AIM OF THE TASK: Search the entries below. Return every line that has "always" in it.

[Data records]
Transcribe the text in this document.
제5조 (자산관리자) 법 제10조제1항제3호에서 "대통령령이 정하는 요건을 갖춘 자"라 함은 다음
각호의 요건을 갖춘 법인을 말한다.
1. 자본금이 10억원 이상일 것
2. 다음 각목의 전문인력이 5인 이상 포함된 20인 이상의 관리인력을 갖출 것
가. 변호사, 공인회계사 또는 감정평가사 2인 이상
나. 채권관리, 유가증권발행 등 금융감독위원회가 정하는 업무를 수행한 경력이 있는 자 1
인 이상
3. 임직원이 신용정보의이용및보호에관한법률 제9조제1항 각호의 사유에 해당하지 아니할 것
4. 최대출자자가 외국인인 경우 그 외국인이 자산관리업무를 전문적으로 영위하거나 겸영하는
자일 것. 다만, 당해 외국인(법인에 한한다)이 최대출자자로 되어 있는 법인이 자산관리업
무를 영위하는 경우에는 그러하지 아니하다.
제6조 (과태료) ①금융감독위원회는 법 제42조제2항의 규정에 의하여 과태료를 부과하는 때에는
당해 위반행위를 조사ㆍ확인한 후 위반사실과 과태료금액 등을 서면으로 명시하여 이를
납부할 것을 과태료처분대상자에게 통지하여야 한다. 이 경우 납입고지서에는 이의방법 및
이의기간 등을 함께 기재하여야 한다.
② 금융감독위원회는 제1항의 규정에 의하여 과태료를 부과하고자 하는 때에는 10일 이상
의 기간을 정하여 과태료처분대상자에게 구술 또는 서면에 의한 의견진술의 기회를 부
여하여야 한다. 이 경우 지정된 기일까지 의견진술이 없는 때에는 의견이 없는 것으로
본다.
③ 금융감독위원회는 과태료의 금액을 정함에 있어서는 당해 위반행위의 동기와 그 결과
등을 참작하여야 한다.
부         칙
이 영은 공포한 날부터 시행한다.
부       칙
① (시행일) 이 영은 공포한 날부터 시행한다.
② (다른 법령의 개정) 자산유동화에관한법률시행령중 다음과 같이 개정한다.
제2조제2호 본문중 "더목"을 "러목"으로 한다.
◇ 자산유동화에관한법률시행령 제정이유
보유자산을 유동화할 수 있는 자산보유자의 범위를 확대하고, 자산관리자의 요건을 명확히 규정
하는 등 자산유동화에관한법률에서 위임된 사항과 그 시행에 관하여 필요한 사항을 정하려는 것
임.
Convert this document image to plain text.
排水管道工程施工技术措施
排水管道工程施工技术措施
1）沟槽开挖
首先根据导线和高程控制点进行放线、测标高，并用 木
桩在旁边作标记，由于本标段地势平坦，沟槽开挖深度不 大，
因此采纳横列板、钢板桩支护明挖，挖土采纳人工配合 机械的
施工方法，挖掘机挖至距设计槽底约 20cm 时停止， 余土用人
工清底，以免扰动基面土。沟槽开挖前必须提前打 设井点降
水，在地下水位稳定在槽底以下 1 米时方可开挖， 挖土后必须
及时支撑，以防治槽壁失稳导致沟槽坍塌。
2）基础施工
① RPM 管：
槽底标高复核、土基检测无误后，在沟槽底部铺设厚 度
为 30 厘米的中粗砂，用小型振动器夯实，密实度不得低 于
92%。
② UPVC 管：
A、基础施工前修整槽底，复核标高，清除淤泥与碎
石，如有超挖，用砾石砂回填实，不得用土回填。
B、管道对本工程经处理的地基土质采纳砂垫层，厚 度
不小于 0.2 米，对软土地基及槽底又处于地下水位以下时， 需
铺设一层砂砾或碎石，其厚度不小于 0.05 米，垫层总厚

---

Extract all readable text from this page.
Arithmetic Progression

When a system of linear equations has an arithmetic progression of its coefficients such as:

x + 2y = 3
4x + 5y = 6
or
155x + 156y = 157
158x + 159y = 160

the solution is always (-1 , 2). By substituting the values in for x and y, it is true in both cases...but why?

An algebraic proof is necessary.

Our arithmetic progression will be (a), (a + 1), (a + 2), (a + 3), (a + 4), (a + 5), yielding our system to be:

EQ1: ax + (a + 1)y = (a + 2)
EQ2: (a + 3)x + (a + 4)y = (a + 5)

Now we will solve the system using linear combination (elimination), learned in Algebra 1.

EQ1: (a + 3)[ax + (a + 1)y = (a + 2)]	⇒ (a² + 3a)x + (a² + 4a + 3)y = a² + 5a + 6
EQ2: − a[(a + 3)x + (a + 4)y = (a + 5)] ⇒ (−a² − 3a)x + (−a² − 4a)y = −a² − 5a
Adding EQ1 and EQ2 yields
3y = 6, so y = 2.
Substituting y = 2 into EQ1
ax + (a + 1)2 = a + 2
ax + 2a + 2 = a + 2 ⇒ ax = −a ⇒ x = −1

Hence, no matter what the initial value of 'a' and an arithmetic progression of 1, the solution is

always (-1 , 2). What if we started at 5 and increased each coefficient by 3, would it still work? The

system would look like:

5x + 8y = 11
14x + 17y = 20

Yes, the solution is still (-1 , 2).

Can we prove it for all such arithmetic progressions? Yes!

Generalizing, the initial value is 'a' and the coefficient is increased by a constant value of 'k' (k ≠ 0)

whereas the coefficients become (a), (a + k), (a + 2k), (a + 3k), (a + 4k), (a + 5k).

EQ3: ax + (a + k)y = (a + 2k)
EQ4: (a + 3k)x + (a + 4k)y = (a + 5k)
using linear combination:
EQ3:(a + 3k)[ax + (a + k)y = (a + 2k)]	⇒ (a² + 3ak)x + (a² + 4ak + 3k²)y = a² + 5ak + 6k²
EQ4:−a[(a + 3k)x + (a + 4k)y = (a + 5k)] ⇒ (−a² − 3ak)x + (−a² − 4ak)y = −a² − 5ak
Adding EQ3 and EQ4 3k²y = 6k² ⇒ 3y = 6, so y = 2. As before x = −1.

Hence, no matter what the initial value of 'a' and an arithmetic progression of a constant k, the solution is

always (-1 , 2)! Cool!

==

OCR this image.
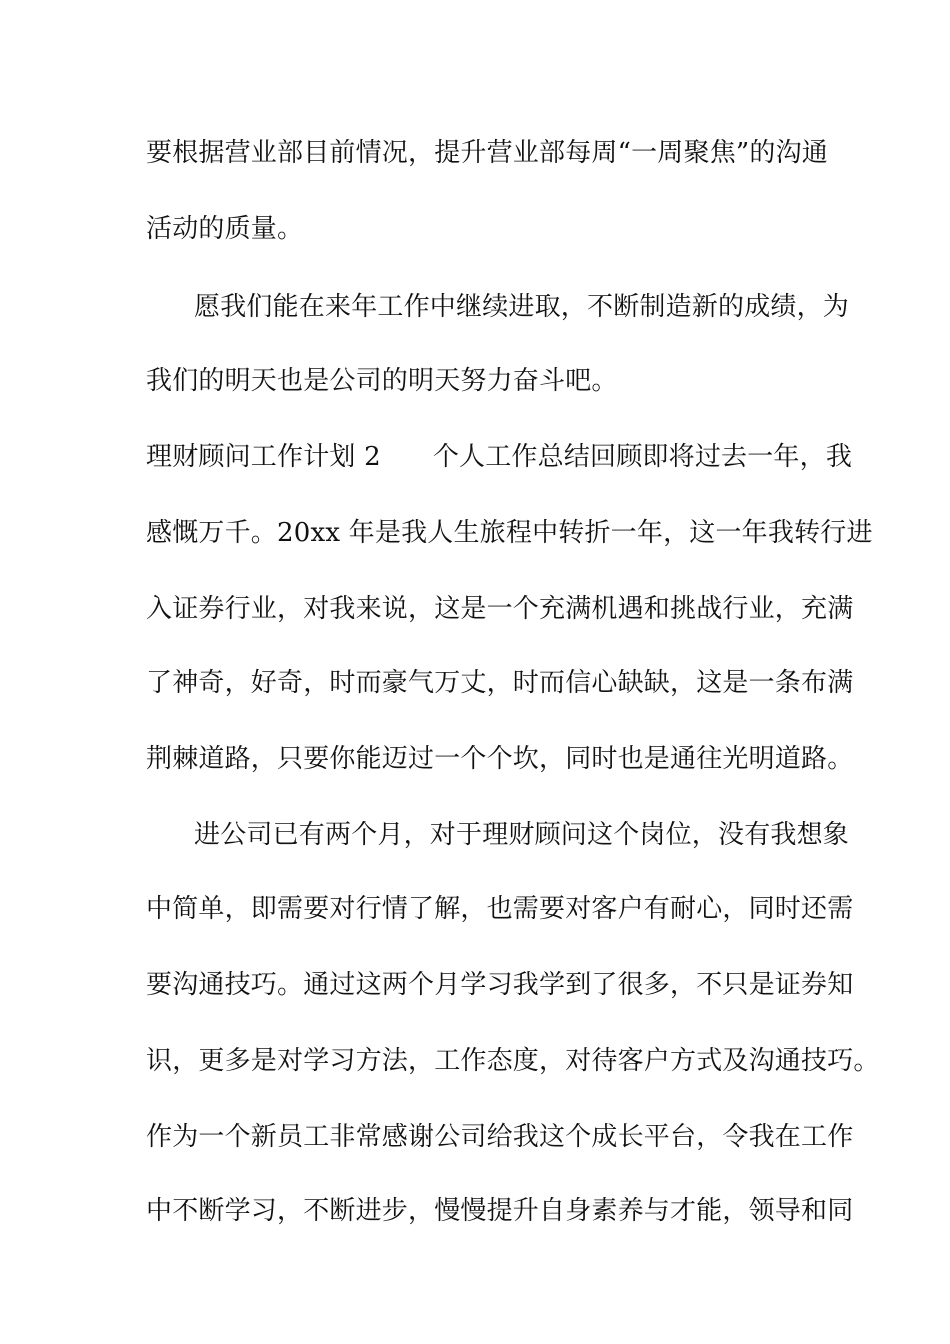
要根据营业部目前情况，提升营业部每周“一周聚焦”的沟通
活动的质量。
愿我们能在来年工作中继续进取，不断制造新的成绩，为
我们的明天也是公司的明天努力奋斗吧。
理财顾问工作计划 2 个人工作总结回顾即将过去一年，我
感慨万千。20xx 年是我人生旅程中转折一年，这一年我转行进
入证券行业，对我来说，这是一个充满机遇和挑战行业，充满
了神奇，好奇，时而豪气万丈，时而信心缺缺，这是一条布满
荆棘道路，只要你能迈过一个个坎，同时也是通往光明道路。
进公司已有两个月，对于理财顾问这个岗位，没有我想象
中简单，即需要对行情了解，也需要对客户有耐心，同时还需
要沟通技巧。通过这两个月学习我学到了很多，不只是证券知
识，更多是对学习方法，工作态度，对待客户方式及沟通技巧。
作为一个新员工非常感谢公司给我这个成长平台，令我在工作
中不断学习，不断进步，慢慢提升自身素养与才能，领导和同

OUTPUT FOR THIS EXERCISE:
the solution is always (-1 , 2). By substituting the values in for x and y, it is true in both cases...but why?
always (-1 , 2). What if we started at 5 and increased each coefficient by 3, would it still work? The
always (-1 , 2)! Cool!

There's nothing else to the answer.